··· Material provided ···

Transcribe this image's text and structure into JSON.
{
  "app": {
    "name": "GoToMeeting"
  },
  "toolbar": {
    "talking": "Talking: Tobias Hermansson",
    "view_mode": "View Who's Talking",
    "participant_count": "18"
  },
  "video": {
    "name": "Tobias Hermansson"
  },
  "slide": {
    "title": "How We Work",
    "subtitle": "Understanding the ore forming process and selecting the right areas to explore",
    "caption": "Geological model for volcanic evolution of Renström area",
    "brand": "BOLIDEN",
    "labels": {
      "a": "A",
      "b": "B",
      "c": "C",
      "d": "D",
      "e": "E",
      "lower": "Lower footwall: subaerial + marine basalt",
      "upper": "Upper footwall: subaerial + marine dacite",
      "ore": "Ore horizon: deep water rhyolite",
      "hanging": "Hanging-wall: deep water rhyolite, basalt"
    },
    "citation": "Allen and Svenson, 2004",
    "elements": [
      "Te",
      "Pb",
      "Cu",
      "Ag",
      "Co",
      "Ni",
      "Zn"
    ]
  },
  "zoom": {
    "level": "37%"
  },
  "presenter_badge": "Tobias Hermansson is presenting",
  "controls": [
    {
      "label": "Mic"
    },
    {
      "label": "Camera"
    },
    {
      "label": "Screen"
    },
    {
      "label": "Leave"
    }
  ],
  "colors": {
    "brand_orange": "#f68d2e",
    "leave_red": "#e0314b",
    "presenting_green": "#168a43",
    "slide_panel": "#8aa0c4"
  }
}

···

- [Task details]
Select, from the listing, all lines that include the word "marine".

- [Result of the task]
      "lower": "Lower footwall: subaerial + marine basalt",
      "upper": "Upper footwall: subaerial + marine dacite",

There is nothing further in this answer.